## Given request
Each entry below must be repeated word for word.

## Record set
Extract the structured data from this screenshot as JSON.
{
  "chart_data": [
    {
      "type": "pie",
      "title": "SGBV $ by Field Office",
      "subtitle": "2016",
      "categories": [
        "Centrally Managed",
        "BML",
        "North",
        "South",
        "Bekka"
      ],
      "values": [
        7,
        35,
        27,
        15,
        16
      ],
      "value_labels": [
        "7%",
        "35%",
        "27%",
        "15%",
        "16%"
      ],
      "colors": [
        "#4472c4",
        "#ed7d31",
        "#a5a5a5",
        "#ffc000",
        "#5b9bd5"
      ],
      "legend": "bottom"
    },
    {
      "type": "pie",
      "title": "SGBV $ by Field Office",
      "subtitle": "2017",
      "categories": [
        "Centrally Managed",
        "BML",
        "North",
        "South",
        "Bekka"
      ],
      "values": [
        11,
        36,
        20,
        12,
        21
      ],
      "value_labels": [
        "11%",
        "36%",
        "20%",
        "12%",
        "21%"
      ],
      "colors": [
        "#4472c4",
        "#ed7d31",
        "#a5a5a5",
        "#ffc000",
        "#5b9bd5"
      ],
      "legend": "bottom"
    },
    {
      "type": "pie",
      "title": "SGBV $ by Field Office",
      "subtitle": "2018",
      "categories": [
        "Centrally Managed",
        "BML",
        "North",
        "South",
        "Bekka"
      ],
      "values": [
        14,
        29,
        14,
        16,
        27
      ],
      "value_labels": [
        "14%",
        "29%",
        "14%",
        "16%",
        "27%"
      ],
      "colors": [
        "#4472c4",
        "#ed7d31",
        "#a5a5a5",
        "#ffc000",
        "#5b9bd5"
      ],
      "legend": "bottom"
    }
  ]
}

## Solution
Extract the structured data from this screenshot as JSON.
{
  "chart_data": [
    {
      "type": "pie",
      "title": "SGBV $ by Field Office",
      "subtitle": "2016",
      "categories": [
        "Centrally Managed",
        "BML",
        "North",
        "South",
        "Bekka"
      ],
      "values": [
        7,
        35,
        27,
        15,
        16
      ],
      "value_labels": [
        "7%",
        "35%",
        "27%",
        "15%",
        "16%"
      ],
      "colors": [
        "#4472c4",
        "#ed7d31",
        "#a5a5a5",
        "#ffc000",
        "#5b9bd5"
      ],
      "legend": "bottom"
    },
    {
      "type": "pie",
      "title": "SGBV $ by Field Office",
      "subtitle": "2017",
      "categories": [
        "Centrally Managed",
        "BML",
        "North",
        "South",
        "Bekka"
      ],
      "values": [
        11,
        36,
        20,
        12,
        21
      ],
      "value_labels": [
        "11%",
        "36%",
        "20%",
        "12%",
        "21%"
      ],
      "colors": [
        "#4472c4",
        "#ed7d31",
        "#a5a5a5",
        "#ffc000",
        "#5b9bd5"
      ],
      "legend": "bottom"
    },
    {
      "type": "pie",
      "title": "SGBV $ by Field Office",
      "subtitle": "2018",
      "categories": [
        "Centrally Managed",
        "BML",
        "North",
        "South",
        "Bekka"
      ],
      "values": [
        14,
        29,
        14,
        16,
        27
      ],
      "value_labels": [
        "14%",
        "29%",
        "14%",
        "16%",
        "27%"
      ],
      "colors": [
        "#4472c4",
        "#ed7d31",
        "#a5a5a5",
        "#ffc000",
        "#5b9bd5"
      ],
      "legend": "bottom"
    }
  ]
}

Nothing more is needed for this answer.